## START GIVEN RECORDS

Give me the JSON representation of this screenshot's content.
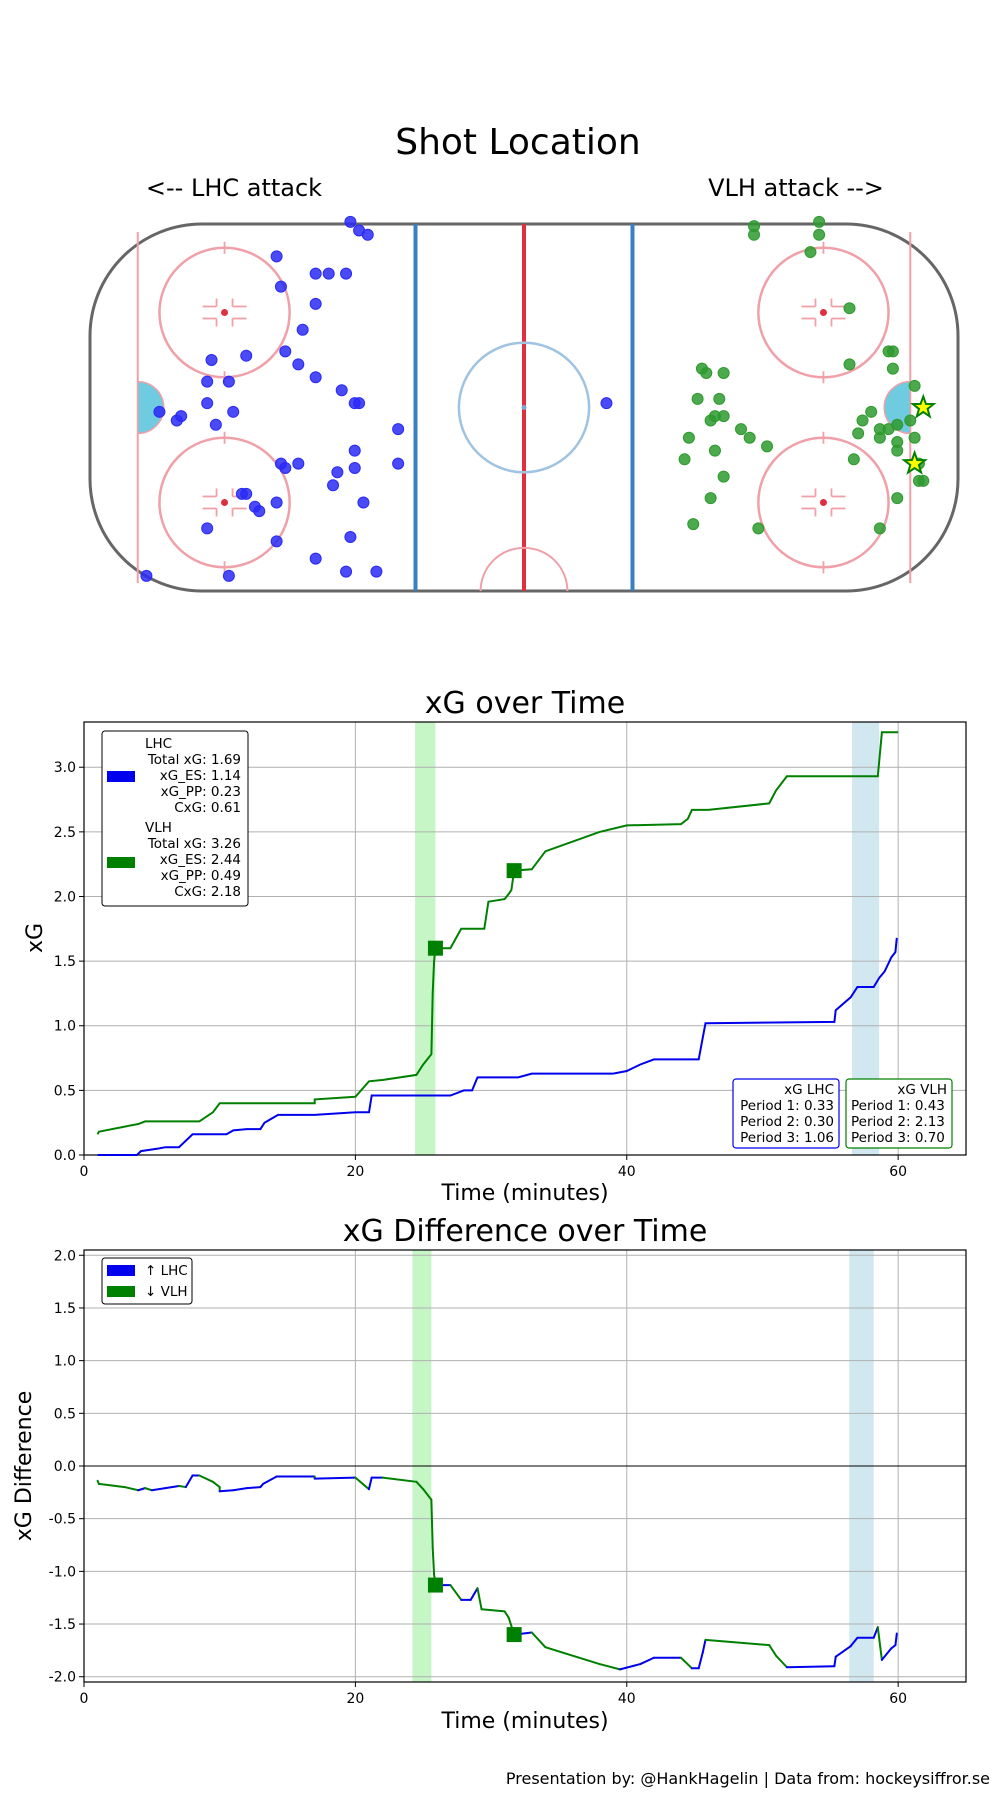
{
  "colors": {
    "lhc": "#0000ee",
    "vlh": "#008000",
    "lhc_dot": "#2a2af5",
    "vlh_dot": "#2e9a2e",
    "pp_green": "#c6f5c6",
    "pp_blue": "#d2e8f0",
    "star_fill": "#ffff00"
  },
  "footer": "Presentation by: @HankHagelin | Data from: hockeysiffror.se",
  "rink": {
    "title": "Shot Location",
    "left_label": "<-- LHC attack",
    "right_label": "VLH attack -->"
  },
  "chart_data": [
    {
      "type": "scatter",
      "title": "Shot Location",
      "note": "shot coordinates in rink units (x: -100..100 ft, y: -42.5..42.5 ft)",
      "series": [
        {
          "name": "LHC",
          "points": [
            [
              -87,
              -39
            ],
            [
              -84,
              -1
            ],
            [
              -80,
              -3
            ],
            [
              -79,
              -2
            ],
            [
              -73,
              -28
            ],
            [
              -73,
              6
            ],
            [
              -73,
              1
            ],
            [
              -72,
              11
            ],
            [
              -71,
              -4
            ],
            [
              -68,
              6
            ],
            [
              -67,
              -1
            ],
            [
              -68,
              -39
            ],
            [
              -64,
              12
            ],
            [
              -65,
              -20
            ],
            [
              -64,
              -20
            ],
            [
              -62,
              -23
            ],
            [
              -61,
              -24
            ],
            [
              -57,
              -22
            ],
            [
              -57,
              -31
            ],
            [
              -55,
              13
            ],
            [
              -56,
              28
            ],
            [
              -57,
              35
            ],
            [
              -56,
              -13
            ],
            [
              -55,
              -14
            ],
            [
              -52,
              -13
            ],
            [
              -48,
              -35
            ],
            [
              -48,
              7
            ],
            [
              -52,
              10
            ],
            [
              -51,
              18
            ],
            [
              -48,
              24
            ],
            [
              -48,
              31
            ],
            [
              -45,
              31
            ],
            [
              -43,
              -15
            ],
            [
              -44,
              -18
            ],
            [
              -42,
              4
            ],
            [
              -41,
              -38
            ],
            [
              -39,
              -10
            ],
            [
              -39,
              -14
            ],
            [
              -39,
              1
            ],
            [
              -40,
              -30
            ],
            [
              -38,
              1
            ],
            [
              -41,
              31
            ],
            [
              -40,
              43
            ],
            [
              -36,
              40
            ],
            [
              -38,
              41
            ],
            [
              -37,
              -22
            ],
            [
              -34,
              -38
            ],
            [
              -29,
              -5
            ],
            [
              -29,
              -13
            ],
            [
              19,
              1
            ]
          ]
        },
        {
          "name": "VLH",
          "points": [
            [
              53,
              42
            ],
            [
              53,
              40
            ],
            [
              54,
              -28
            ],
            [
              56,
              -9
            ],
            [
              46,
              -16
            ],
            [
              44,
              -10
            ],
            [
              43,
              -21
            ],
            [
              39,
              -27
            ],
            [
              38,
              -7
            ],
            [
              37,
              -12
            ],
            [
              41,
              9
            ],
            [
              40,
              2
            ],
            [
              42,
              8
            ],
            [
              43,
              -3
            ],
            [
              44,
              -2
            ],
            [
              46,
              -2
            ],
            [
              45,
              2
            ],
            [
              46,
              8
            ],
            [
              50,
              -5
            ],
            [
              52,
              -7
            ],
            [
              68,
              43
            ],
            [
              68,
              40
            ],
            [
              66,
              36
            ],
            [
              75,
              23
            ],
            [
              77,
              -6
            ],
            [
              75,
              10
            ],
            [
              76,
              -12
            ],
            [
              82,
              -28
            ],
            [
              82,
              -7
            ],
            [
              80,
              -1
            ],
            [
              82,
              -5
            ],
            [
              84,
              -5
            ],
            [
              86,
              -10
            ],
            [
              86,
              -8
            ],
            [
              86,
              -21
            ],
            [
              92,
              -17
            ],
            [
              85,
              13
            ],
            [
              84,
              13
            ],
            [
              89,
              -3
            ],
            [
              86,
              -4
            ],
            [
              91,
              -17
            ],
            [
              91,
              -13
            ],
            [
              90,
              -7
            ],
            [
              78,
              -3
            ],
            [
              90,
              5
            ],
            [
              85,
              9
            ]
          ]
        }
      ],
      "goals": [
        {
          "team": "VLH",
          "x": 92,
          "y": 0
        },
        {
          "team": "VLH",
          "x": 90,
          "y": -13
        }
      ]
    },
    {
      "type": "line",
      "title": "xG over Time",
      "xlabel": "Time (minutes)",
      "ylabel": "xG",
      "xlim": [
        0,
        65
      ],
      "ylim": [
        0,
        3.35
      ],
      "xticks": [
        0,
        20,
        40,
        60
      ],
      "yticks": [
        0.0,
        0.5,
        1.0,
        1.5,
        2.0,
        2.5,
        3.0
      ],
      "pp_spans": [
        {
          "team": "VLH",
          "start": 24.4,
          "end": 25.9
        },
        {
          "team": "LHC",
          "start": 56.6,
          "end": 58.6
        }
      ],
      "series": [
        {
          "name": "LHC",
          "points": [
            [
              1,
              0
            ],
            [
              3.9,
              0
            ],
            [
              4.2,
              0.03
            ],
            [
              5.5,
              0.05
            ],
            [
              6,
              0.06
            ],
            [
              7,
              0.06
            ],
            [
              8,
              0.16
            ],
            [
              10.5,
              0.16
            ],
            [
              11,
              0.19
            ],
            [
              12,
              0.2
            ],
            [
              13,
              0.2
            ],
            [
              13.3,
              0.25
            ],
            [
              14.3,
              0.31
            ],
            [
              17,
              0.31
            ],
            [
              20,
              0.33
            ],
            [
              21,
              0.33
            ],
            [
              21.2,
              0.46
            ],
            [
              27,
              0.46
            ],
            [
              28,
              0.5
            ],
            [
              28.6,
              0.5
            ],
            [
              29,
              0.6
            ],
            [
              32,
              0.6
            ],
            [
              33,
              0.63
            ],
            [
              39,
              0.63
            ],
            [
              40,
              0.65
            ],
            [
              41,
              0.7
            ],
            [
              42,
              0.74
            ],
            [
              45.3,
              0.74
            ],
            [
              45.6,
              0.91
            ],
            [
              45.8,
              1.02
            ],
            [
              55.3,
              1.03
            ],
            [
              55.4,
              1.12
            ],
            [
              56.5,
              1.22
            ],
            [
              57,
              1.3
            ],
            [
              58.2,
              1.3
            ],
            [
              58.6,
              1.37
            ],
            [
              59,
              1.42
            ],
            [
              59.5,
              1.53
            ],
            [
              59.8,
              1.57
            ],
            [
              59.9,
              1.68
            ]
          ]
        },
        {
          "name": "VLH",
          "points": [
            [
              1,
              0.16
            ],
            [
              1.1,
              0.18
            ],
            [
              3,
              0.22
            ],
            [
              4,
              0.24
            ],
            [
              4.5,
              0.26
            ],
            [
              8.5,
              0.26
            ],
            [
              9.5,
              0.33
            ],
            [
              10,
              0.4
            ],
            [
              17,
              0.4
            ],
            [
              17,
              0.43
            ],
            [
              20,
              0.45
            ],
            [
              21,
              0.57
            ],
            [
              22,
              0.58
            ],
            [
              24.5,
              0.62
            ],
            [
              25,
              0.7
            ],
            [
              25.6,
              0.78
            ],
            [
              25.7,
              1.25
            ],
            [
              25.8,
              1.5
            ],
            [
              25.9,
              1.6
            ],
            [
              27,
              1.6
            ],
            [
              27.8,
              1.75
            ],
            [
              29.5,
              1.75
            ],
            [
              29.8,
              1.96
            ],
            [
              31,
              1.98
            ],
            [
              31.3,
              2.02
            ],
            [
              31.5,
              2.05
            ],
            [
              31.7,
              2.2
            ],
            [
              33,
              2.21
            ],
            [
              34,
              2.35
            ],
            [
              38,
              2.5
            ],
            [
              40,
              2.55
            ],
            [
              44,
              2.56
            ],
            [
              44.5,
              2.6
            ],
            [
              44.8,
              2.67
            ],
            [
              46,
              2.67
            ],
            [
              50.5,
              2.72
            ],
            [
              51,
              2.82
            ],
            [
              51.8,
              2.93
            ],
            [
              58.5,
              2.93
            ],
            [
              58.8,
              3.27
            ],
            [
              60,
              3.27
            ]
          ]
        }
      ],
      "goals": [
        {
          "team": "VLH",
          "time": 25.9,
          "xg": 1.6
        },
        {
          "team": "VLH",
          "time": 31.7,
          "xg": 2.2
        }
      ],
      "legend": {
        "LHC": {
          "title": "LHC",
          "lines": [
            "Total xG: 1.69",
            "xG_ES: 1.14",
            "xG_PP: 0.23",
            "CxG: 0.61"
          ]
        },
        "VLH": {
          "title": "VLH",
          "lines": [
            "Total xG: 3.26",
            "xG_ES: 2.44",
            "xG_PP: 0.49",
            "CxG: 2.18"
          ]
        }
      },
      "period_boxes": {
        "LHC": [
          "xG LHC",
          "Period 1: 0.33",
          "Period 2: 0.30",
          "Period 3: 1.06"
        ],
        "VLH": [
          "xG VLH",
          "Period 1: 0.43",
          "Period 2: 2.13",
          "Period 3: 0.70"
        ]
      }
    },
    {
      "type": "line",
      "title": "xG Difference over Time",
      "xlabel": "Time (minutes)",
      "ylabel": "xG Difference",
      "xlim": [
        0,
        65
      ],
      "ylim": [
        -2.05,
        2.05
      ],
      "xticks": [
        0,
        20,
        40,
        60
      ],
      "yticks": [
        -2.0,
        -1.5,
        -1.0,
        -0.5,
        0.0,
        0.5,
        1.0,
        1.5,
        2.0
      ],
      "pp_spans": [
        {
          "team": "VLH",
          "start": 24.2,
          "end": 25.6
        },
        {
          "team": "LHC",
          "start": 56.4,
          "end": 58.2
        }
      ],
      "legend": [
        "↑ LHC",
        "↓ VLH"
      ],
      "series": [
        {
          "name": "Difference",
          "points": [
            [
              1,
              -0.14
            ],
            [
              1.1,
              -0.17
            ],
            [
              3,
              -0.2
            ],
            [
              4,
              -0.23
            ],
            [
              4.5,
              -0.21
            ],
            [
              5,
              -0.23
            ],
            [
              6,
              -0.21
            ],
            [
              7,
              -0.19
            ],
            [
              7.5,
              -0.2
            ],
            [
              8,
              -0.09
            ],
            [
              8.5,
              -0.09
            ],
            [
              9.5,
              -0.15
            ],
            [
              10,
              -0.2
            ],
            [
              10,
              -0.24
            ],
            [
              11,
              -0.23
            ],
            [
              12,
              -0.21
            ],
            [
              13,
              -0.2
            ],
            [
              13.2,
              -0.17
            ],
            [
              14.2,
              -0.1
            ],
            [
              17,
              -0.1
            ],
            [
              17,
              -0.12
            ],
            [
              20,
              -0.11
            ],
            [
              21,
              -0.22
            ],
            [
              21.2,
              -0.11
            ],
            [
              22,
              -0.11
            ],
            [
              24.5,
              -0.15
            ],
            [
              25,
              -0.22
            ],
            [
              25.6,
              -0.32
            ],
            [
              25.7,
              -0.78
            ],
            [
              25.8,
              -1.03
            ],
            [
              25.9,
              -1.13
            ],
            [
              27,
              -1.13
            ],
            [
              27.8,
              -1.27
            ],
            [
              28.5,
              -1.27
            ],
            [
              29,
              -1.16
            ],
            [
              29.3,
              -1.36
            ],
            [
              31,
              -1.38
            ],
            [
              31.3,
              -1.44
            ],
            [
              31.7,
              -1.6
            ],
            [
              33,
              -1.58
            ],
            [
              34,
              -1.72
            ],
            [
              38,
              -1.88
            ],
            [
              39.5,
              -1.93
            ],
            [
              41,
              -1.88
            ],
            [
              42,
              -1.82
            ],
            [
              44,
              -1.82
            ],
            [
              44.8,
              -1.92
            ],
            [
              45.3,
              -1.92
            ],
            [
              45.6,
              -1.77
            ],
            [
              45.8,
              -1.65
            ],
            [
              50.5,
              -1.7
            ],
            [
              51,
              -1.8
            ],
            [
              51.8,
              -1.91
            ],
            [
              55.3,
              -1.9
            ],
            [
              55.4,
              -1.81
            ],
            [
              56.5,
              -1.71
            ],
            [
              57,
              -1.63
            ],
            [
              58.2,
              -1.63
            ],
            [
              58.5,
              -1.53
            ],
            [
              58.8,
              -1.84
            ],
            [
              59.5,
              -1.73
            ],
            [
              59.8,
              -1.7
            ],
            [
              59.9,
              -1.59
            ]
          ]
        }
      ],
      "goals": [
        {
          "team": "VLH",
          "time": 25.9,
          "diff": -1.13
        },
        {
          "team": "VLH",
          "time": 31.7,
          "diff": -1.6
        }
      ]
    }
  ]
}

## END GIVEN RECORDS

:: WHAT IS BEING ASKED ::
Find and copy each line above that includes the string "attack".

:: RESPONSE TO THE TASK ::
    "left_label": "<-- LHC attack",
    "right_label": "VLH attack -->"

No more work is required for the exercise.